# Exercise details:
Copy out the records in full, word for word, without pictures.

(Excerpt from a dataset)
★ ★ ★ ★ ★
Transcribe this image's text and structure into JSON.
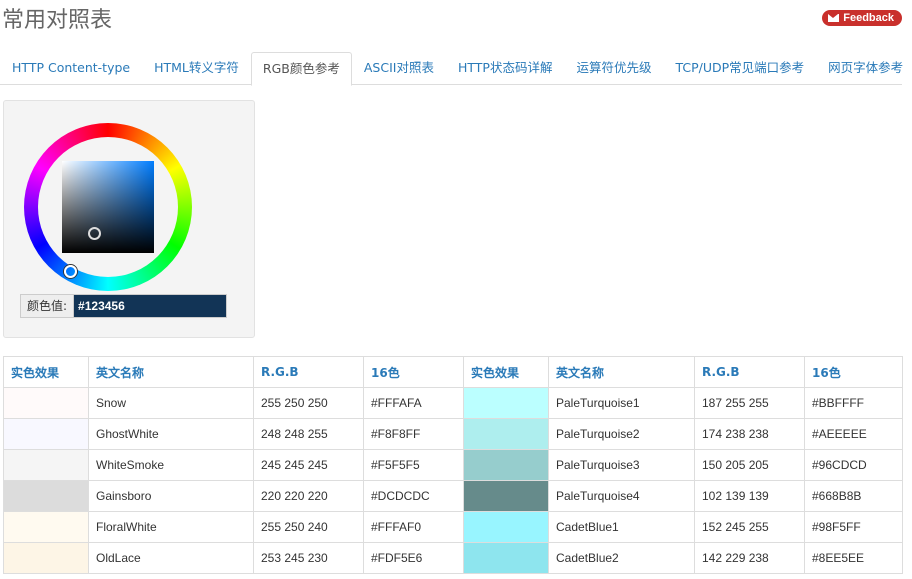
{
  "page": {
    "title": "常用对照表",
    "feedback_label": "Feedback"
  },
  "tabs": [
    {
      "label": "HTTP Content-type",
      "active": false
    },
    {
      "label": "HTML转义字符",
      "active": false
    },
    {
      "label": "RGB颜色参考",
      "active": true
    },
    {
      "label": "ASCII对照表",
      "active": false
    },
    {
      "label": "HTTP状态码详解",
      "active": false
    },
    {
      "label": "运算符优先级",
      "active": false
    },
    {
      "label": "TCP/UDP常见端口参考",
      "active": false
    },
    {
      "label": "网页字体参考",
      "active": false
    }
  ],
  "picker": {
    "label": "颜色值:",
    "value": "#123456"
  },
  "table": {
    "headers": [
      "实色效果",
      "英文名称",
      "R.G.B",
      "16色",
      "实色效果",
      "英文名称",
      "R.G.B",
      "16色"
    ],
    "rows": [
      {
        "left": {
          "color": "#FFFAFA",
          "name": "Snow",
          "rgb": "255 250 250",
          "hex": "#FFFAFA"
        },
        "right": {
          "color": "#BBFFFF",
          "name": "PaleTurquoise1",
          "rgb": "187 255 255",
          "hex": "#BBFFFF"
        }
      },
      {
        "left": {
          "color": "#F8F8FF",
          "name": "GhostWhite",
          "rgb": "248 248 255",
          "hex": "#F8F8FF"
        },
        "right": {
          "color": "#AEEEEE",
          "name": "PaleTurquoise2",
          "rgb": "174 238 238",
          "hex": "#AEEEEE"
        }
      },
      {
        "left": {
          "color": "#F5F5F5",
          "name": "WhiteSmoke",
          "rgb": "245 245 245",
          "hex": "#F5F5F5"
        },
        "right": {
          "color": "#96CDCD",
          "name": "PaleTurquoise3",
          "rgb": "150 205 205",
          "hex": "#96CDCD"
        }
      },
      {
        "left": {
          "color": "#DCDCDC",
          "name": "Gainsboro",
          "rgb": "220 220 220",
          "hex": "#DCDCDC"
        },
        "right": {
          "color": "#668B8B",
          "name": "PaleTurquoise4",
          "rgb": "102 139 139",
          "hex": "#668B8B"
        }
      },
      {
        "left": {
          "color": "#FFFAF0",
          "name": "FloralWhite",
          "rgb": "255 250 240",
          "hex": "#FFFAF0"
        },
        "right": {
          "color": "#98F5FF",
          "name": "CadetBlue1",
          "rgb": "152 245 255",
          "hex": "#98F5FF"
        }
      },
      {
        "left": {
          "color": "#FDF5E6",
          "name": "OldLace",
          "rgb": "253 245 230",
          "hex": "#FDF5E6"
        },
        "right": {
          "color": "#8EE5EE",
          "name": "CadetBlue2",
          "rgb": "142 229 238",
          "hex": "#8EE5EE"
        }
      }
    ]
  }
}
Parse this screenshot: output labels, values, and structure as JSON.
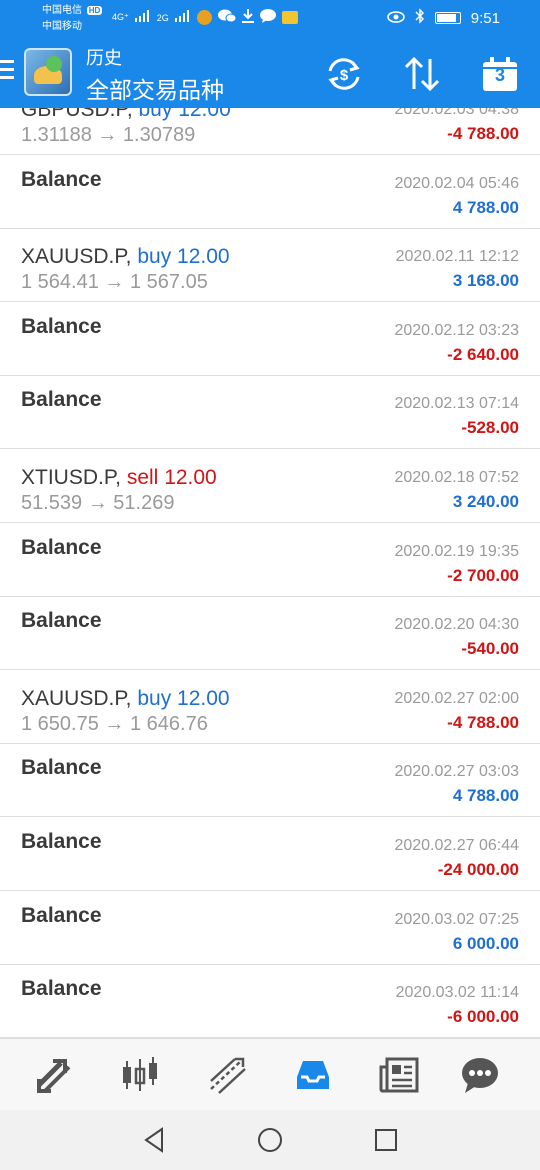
{
  "status_bar": {
    "carrier1": "中国电信",
    "carrier1_badge": "HD",
    "net1": "4G⁺",
    "net2": "2G",
    "carrier2": "中国移动",
    "time": "9:51"
  },
  "app_bar": {
    "title": "历史",
    "subtitle": "全部交易品种",
    "calendar_day": "3"
  },
  "history": [
    {
      "symbol": "GBPUSD.P,",
      "direction": "buy",
      "volume": "12.00",
      "prices": "1.31188 → 1.30789",
      "date": "2020.02.03 04:38",
      "amount": "-4 788.00",
      "amount_color": "#d01515"
    },
    {
      "symbol": "Balance",
      "date": "2020.02.04 05:46",
      "amount": "4 788.00",
      "amount_color": "#1f6fd0"
    },
    {
      "symbol": "XAUUSD.P,",
      "direction": "buy",
      "volume": "12.00",
      "prices": "1 564.41 → 1 567.05",
      "date": "2020.02.11 12:12",
      "amount": "3 168.00",
      "amount_color": "#1f6fd0"
    },
    {
      "symbol": "Balance",
      "date": "2020.02.12 03:23",
      "amount": "-2 640.00",
      "amount_color": "#d01515"
    },
    {
      "symbol": "Balance",
      "date": "2020.02.13 07:14",
      "amount": "-528.00",
      "amount_color": "#d01515"
    },
    {
      "symbol": "XTIUSD.P,",
      "direction": "sell",
      "volume": "12.00",
      "prices": "51.539 → 51.269",
      "date": "2020.02.18 07:52",
      "amount": "3 240.00",
      "amount_color": "#1f6fd0"
    },
    {
      "symbol": "Balance",
      "date": "2020.02.19 19:35",
      "amount": "-2 700.00",
      "amount_color": "#d01515"
    },
    {
      "symbol": "Balance",
      "date": "2020.02.20 04:30",
      "amount": "-540.00",
      "amount_color": "#d01515"
    },
    {
      "symbol": "XAUUSD.P,",
      "direction": "buy",
      "volume": "12.00",
      "prices": "1 650.75 → 1 646.76",
      "date": "2020.02.27 02:00",
      "amount": "-4 788.00",
      "amount_color": "#d01515"
    },
    {
      "symbol": "Balance",
      "date": "2020.02.27 03:03",
      "amount": "4 788.00",
      "amount_color": "#1f6fd0"
    },
    {
      "symbol": "Balance",
      "date": "2020.02.27 06:44",
      "amount": "-24 000.00",
      "amount_color": "#d01515"
    },
    {
      "symbol": "Balance",
      "date": "2020.03.02 07:25",
      "amount": "6 000.00",
      "amount_color": "#1f6fd0"
    },
    {
      "symbol": "Balance",
      "date": "2020.03.02 11:14",
      "amount": "-6 000.00",
      "amount_color": "#d01515"
    }
  ],
  "bottom_nav": {
    "items": [
      {
        "icon": "quotes-arrows-icon",
        "active": false
      },
      {
        "icon": "candlestick-chart-icon",
        "active": false
      },
      {
        "icon": "trade-lines-icon",
        "active": false
      },
      {
        "icon": "history-inbox-icon",
        "active": true
      },
      {
        "icon": "news-icon",
        "active": false
      },
      {
        "icon": "chat-bubble-icon",
        "active": false
      }
    ],
    "active_color": "#1a88e8",
    "inactive_color": "#555555"
  },
  "system_nav": {
    "buttons": [
      "back-icon",
      "home-icon",
      "recents-icon"
    ]
  }
}
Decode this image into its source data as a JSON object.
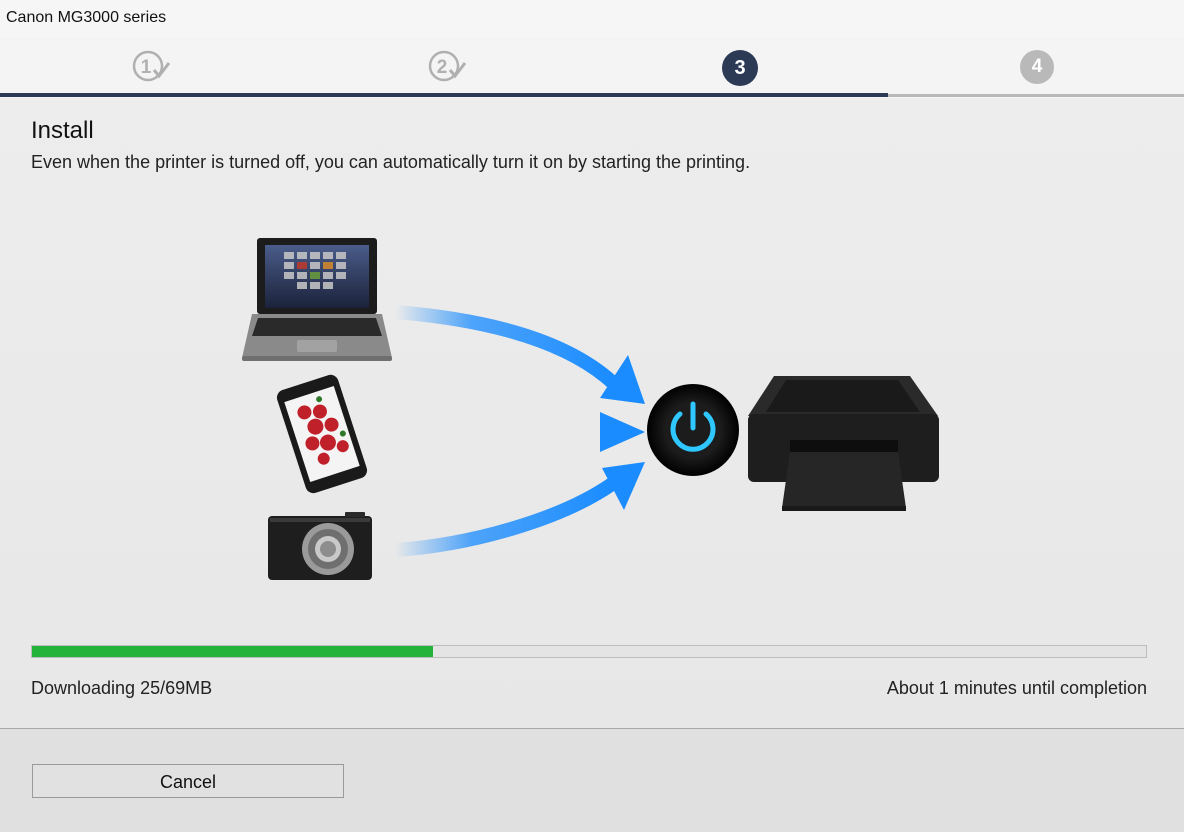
★ ★ ★ ★ ★
# Response to this exercise:
Transcribe this image's text and structure into JSON.
{
  "page": {
    "title": "常用对照表",
    "feedback_label": "Feedback"
  },
  "tabs": [
    {
      "label": "HTTP Content-type",
      "active": false
    },
    {
      "label": "HTML转义字符",
      "active": false
    },
    {
      "label": "RGB颜色参考",
      "active": true
    },
    {
      "label": "ASCII对照表",
      "active": false
    },
    {
      "label": "HTTP状态码详解",
      "active": false
    },
    {
      "label": "运算符优先级",
      "active": false
    },
    {
      "label": "TCP/UDP常见端口参考",
      "active": false
    },
    {
      "label": "网页字体参考",
      "active": false
    }
  ],
  "picker": {
    "label": "颜色值:",
    "value": "#123456"
  },
  "table": {
    "headers": [
      "实色效果",
      "英文名称",
      "R.G.B",
      "16色",
      "实色效果",
      "英文名称",
      "R.G.B",
      "16色"
    ],
    "rows": [
      {
        "left": {
          "color": "#FFFAFA",
          "name": "Snow",
          "rgb": "255 250 250",
          "hex": "#FFFAFA"
        },
        "right": {
          "color": "#BBFFFF",
          "name": "PaleTurquoise1",
          "rgb": "187 255 255",
          "hex": "#BBFFFF"
        }
      },
      {
        "left": {
          "color": "#F8F8FF",
          "name": "GhostWhite",
          "rgb": "248 248 255",
          "hex": "#F8F8FF"
        },
        "right": {
          "color": "#AEEEEE",
          "name": "PaleTurquoise2",
          "rgb": "174 238 238",
          "hex": "#AEEEEE"
        }
      },
      {
        "left": {
          "color": "#F5F5F5",
          "name": "WhiteSmoke",
          "rgb": "245 245 245",
          "hex": "#F5F5F5"
        },
        "right": {
          "color": "#96CDCD",
          "name": "PaleTurquoise3",
          "rgb": "150 205 205",
          "hex": "#96CDCD"
        }
      },
      {
        "left": {
          "color": "#DCDCDC",
          "name": "Gainsboro",
          "rgb": "220 220 220",
          "hex": "#DCDCDC"
        },
        "right": {
          "color": "#668B8B",
          "name": "PaleTurquoise4",
          "rgb": "102 139 139",
          "hex": "#668B8B"
        }
      },
      {
        "left": {
          "color": "#FFFAF0",
          "name": "FloralWhite",
          "rgb": "255 250 240",
          "hex": "#FFFAF0"
        },
        "right": {
          "color": "#98F5FF",
          "name": "CadetBlue1",
          "rgb": "152 245 255",
          "hex": "#98F5FF"
        }
      },
      {
        "left": {
          "color": "#FDF5E6",
          "name": "OldLace",
          "rgb": "253 245 230",
          "hex": "#FDF5E6"
        },
        "right": {
          "color": "#8EE5EE",
          "name": "CadetBlue2",
          "rgb": "142 229 238",
          "hex": "#8EE5EE"
        }
      }
    ]
  }
}
Parse this screenshot: output labels, values, and structure as JSON.
{
  "status_bar": {
    "carrier1": "中国电信",
    "carrier1_badge": "HD",
    "net1": "4G⁺",
    "net2": "2G",
    "carrier2": "中国移动",
    "time": "9:51"
  },
  "app_bar": {
    "title": "历史",
    "subtitle": "全部交易品种",
    "calendar_day": "3"
  },
  "history": [
    {
      "symbol": "GBPUSD.P,",
      "direction": "buy",
      "volume": "12.00",
      "prices": "1.31188 → 1.30789",
      "date": "2020.02.03 04:38",
      "amount": "-4 788.00",
      "amount_color": "#d01515"
    },
    {
      "symbol": "Balance",
      "date": "2020.02.04 05:46",
      "amount": "4 788.00",
      "amount_color": "#1f6fd0"
    },
    {
      "symbol": "XAUUSD.P,",
      "direction": "buy",
      "volume": "12.00",
      "prices": "1 564.41 → 1 567.05",
      "date": "2020.02.11 12:12",
      "amount": "3 168.00",
      "amount_color": "#1f6fd0"
    },
    {
      "symbol": "Balance",
      "date": "2020.02.12 03:23",
      "amount": "-2 640.00",
      "amount_color": "#d01515"
    },
    {
      "symbol": "Balance",
      "date": "2020.02.13 07:14",
      "amount": "-528.00",
      "amount_color": "#d01515"
    },
    {
      "symbol": "XTIUSD.P,",
      "direction": "sell",
      "volume": "12.00",
      "prices": "51.539 → 51.269",
      "date": "2020.02.18 07:52",
      "amount": "3 240.00",
      "amount_color": "#1f6fd0"
    },
    {
      "symbol": "Balance",
      "date": "2020.02.19 19:35",
      "amount": "-2 700.00",
      "amount_color": "#d01515"
    },
    {
      "symbol": "Balance",
      "date": "2020.02.20 04:30",
      "amount": "-540.00",
      "amount_color": "#d01515"
    },
    {
      "symbol": "XAUUSD.P,",
      "direction": "buy",
      "volume": "12.00",
      "prices": "1 650.75 → 1 646.76",
      "date": "2020.02.27 02:00",
      "amount": "-4 788.00",
      "amount_color": "#d01515"
    },
    {
      "symbol": "Balance",
      "date": "2020.02.27 03:03",
      "amount": "4 788.00",
      "amount_color": "#1f6fd0"
    },
    {
      "symbol": "Balance",
      "date": "2020.02.27 06:44",
      "amount": "-24 000.00",
      "amount_color": "#d01515"
    },
    {
      "symbol": "Balance",
      "date": "2020.03.02 07:25",
      "amount": "6 000.00",
      "amount_color": "#1f6fd0"
    },
    {
      "symbol": "Balance",
      "date": "2020.03.02 11:14",
      "amount": "-6 000.00",
      "amount_color": "#d01515"
    }
  ],
  "bottom_nav": {
    "items": [
      {
        "icon": "quotes-arrows-icon",
        "active": false
      },
      {
        "icon": "candlestick-chart-icon",
        "active": false
      },
      {
        "icon": "trade-lines-icon",
        "active": false
      },
      {
        "icon": "history-inbox-icon",
        "active": true
      },
      {
        "icon": "news-icon",
        "active": false
      },
      {
        "icon": "chat-bubble-icon",
        "active": false
      }
    ],
    "active_color": "#1a88e8",
    "inactive_color": "#555555"
  },
  "system_nav": {
    "buttons": [
      "back-icon",
      "home-icon",
      "recents-icon"
    ]
  }
}
Decode this image into its source data as a JSON object.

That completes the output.